[Items listed in a dataset]
******

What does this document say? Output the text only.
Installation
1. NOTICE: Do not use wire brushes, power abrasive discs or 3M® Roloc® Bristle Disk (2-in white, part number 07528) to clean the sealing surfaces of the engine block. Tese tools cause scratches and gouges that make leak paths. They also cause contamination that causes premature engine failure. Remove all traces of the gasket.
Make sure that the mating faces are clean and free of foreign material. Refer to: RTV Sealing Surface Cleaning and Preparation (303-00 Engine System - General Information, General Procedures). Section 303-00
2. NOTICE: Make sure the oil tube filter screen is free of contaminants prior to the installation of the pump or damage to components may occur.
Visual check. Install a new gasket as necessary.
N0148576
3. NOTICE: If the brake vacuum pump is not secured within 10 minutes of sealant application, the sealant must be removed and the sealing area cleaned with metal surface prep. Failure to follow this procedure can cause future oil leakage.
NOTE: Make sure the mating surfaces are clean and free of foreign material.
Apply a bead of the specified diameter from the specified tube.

******

• Task objective
How many of these lines contain "this"? Write only the number.

• Written reply
2